■ MATERIAL SUPPLIED:
╔══

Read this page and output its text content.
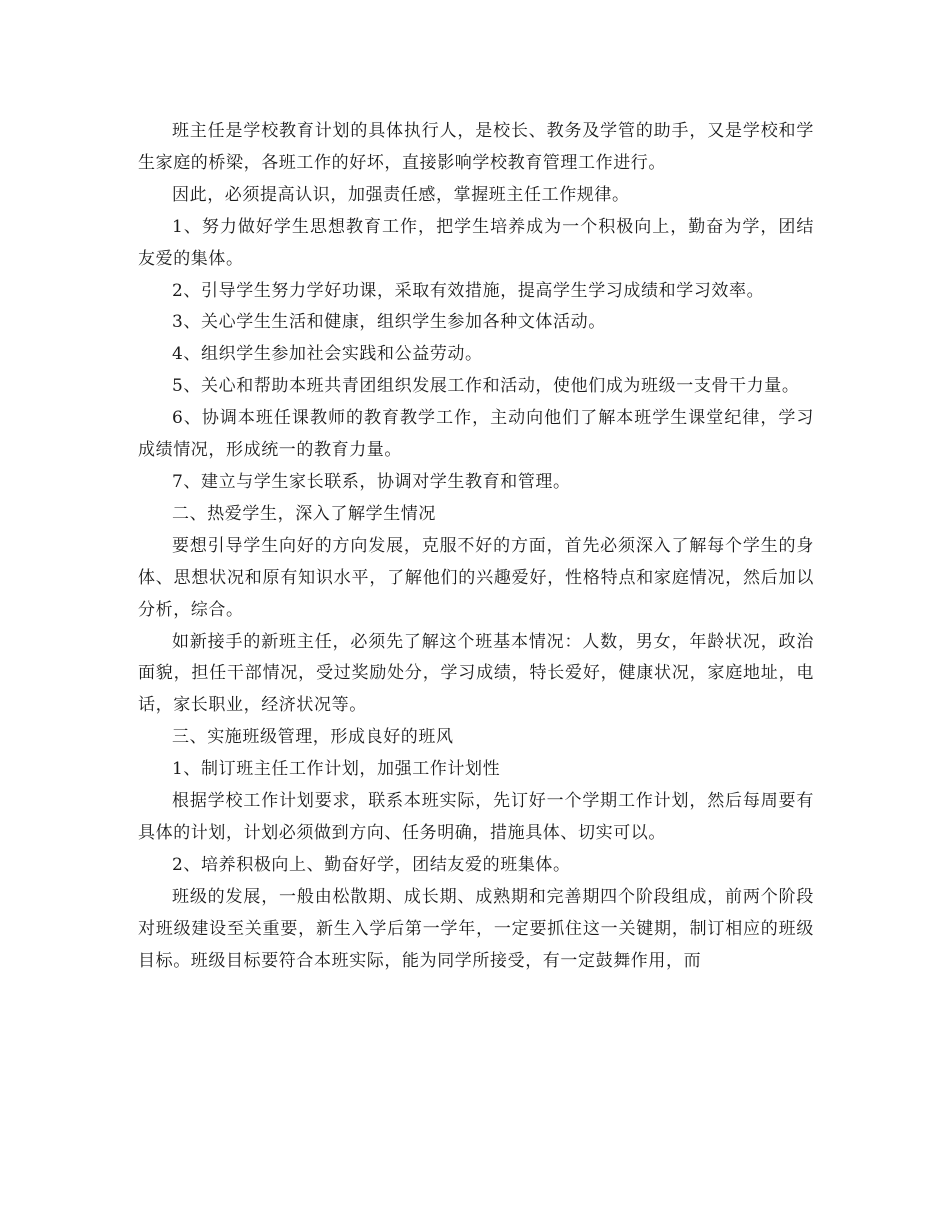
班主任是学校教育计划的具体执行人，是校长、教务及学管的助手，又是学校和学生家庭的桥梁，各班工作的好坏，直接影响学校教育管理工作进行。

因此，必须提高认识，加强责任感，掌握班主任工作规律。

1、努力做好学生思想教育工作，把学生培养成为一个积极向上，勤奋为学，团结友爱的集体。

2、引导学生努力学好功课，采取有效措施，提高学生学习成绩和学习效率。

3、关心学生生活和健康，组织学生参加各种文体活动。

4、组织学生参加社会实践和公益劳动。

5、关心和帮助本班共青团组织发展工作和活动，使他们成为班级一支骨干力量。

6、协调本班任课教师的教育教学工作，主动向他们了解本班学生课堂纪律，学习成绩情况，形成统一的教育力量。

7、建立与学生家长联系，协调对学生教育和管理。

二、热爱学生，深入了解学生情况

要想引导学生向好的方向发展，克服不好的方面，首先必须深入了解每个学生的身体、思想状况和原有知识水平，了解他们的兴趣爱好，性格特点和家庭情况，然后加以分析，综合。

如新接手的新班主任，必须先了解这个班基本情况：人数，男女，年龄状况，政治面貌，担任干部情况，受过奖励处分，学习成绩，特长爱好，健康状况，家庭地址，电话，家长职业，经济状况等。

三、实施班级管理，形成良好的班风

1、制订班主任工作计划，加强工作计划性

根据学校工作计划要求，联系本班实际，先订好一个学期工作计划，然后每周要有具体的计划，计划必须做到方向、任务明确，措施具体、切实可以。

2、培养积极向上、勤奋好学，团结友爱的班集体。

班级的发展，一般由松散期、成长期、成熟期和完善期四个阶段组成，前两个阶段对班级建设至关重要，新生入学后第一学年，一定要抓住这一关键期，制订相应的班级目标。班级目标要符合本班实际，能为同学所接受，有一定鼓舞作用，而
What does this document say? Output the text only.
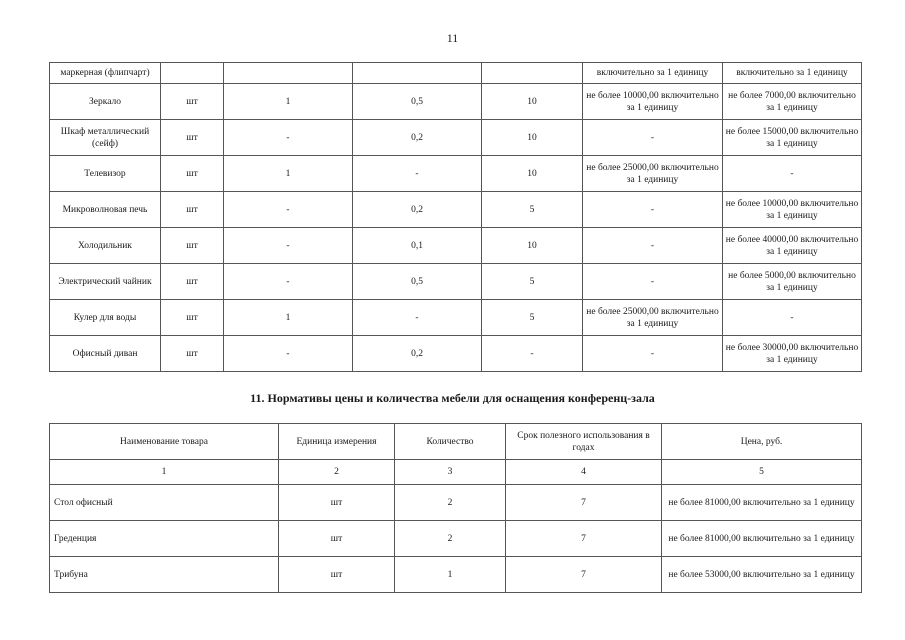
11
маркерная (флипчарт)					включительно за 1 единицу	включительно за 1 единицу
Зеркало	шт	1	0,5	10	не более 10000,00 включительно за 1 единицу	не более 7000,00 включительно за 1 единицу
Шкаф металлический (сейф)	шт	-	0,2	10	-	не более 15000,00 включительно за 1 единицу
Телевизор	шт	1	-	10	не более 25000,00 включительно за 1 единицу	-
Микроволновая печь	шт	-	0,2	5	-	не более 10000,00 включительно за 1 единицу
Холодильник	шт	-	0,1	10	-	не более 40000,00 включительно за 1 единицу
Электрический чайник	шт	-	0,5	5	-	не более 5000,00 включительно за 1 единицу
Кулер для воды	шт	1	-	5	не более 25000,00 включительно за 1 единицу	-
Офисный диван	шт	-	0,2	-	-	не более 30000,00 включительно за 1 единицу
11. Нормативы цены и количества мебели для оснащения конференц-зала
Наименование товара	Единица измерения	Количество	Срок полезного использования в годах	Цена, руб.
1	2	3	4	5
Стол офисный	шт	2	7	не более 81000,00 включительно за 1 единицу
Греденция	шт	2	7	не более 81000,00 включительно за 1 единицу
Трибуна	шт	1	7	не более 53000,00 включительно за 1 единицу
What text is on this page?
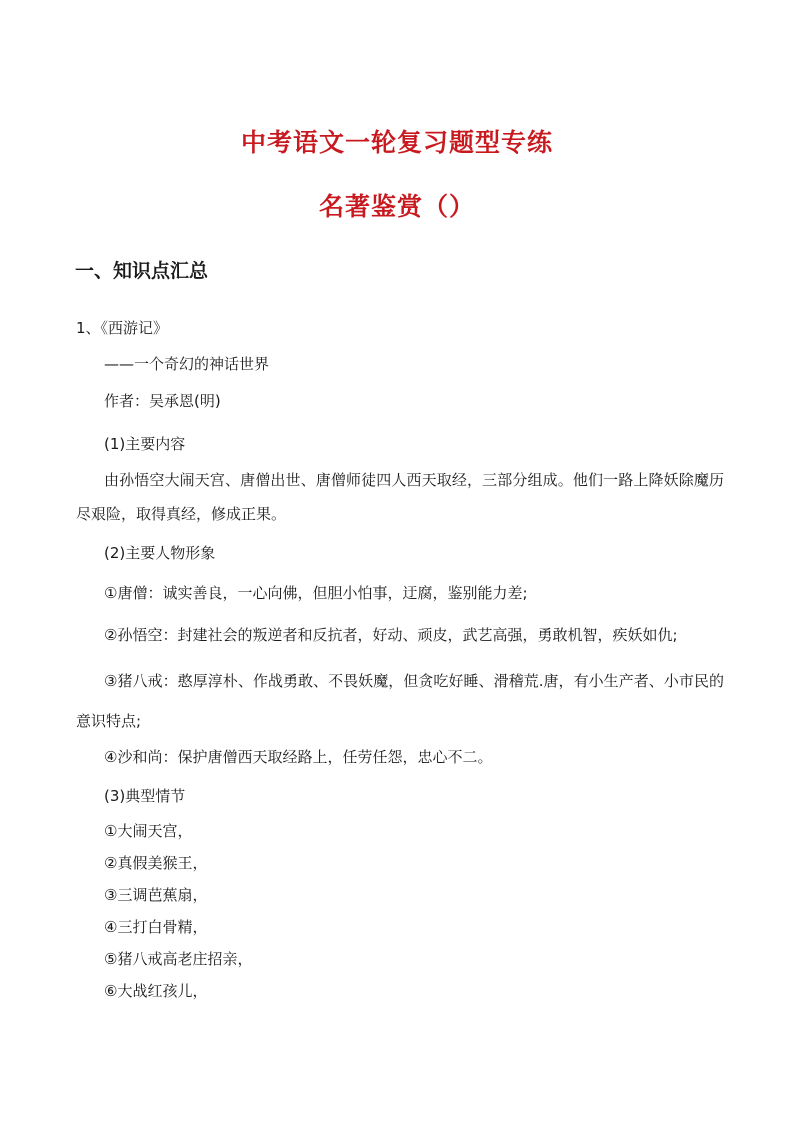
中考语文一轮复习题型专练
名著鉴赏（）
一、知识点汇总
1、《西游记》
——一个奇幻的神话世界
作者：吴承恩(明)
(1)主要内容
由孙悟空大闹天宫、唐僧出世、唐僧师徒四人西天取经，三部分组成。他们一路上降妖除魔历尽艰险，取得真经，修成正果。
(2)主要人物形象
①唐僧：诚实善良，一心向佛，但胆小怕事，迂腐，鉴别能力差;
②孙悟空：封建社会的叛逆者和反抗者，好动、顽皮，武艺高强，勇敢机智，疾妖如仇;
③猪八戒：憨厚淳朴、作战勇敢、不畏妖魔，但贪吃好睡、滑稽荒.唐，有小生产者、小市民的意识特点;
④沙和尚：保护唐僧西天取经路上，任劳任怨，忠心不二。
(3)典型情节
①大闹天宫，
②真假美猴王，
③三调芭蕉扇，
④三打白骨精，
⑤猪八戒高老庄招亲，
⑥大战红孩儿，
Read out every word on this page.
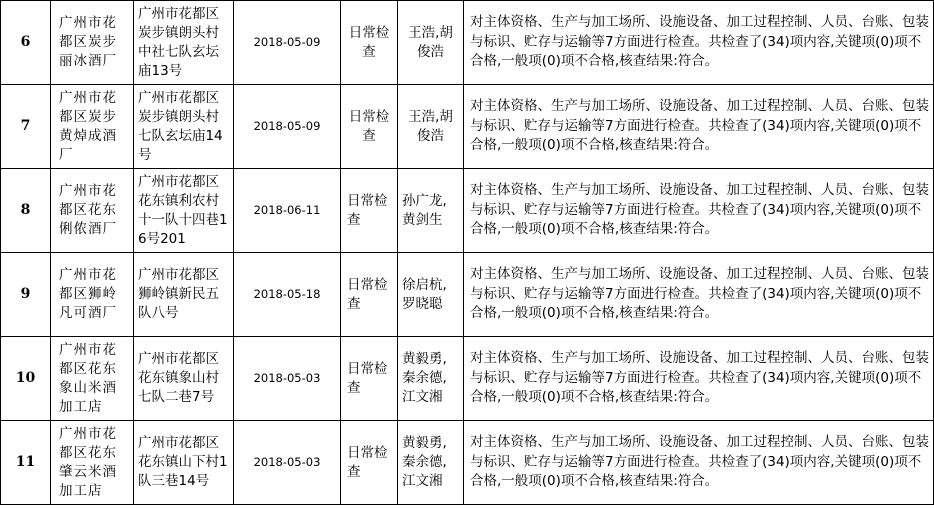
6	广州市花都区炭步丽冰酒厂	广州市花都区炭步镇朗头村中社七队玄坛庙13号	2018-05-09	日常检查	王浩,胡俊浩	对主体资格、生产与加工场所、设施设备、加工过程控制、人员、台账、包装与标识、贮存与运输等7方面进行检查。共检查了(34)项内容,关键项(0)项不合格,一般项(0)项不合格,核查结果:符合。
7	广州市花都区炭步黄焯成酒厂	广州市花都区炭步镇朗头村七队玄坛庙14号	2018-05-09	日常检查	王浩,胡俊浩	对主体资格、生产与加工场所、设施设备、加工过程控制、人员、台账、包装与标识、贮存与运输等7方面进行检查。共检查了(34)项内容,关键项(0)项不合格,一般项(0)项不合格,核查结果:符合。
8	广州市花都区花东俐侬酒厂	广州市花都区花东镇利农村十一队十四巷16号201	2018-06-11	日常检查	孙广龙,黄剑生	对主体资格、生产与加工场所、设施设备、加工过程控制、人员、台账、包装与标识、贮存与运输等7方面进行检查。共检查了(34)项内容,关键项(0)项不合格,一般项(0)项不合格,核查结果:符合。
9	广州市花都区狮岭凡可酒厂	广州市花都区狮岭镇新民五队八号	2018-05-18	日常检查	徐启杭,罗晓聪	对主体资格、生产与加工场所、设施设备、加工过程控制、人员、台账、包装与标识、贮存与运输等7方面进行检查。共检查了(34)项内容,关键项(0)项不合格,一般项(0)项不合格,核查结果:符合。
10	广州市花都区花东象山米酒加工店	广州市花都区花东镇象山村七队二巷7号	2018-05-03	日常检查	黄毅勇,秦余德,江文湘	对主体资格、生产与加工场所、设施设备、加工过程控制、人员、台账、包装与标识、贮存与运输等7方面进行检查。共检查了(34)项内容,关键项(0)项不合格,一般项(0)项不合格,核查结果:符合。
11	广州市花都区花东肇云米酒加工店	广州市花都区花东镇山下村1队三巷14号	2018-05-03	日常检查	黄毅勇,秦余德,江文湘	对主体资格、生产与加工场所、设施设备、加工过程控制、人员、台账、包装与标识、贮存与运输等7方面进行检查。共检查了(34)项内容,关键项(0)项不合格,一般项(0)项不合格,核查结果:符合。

╚══

■ STATED PROBLEM: From the records above, pull out each line that has "对主体资格".

■ TASK ANSWER:
6	广州市花都区炭步丽冰酒厂	广州市花都区炭步镇朗头村中社七队玄坛庙13号	2018-05-09	日常检查	王浩,胡俊浩	对主体资格、生产与加工场所、设施设备、加工过程控制、人员、台账、包装与标识、贮存与运输等7方面进行检查。共检查了(34)项内容,关键项(0)项不合格,一般项(0)项不合格,核查结果:符合。
7	广州市花都区炭步黄焯成酒厂	广州市花都区炭步镇朗头村七队玄坛庙14号	2018-05-09	日常检查	王浩,胡俊浩	对主体资格、生产与加工场所、设施设备、加工过程控制、人员、台账、包装与标识、贮存与运输等7方面进行检查。共检查了(34)项内容,关键项(0)项不合格,一般项(0)项不合格,核查结果:符合。
8	广州市花都区花东俐侬酒厂	广州市花都区花东镇利农村十一队十四巷16号201	2018-06-11	日常检查	孙广龙,黄剑生	对主体资格、生产与加工场所、设施设备、加工过程控制、人员、台账、包装与标识、贮存与运输等7方面进行检查。共检查了(34)项内容,关键项(0)项不合格,一般项(0)项不合格,核查结果:符合。
9	广州市花都区狮岭凡可酒厂	广州市花都区狮岭镇新民五队八号	2018-05-18	日常检查	徐启杭,罗晓聪	对主体资格、生产与加工场所、设施设备、加工过程控制、人员、台账、包装与标识、贮存与运输等7方面进行检查。共检查了(34)项内容,关键项(0)项不合格,一般项(0)项不合格,核查结果:符合。
10	广州市花都区花东象山米酒加工店	广州市花都区花东镇象山村七队二巷7号	2018-05-03	日常检查	黄毅勇,秦余德,江文湘	对主体资格、生产与加工场所、设施设备、加工过程控制、人员、台账、包装与标识、贮存与运输等7方面进行检查。共检查了(34)项内容,关键项(0)项不合格,一般项(0)项不合格,核查结果:符合。
11	广州市花都区花东肇云米酒加工店	广州市花都区花东镇山下村1队三巷14号	2018-05-03	日常检查	黄毅勇,秦余德,江文湘	对主体资格、生产与加工场所、设施设备、加工过程控制、人员、台账、包装与标识、贮存与运输等7方面进行检查。共检查了(34)项内容,关键项(0)项不合格,一般项(0)项不合格,核查结果:符合。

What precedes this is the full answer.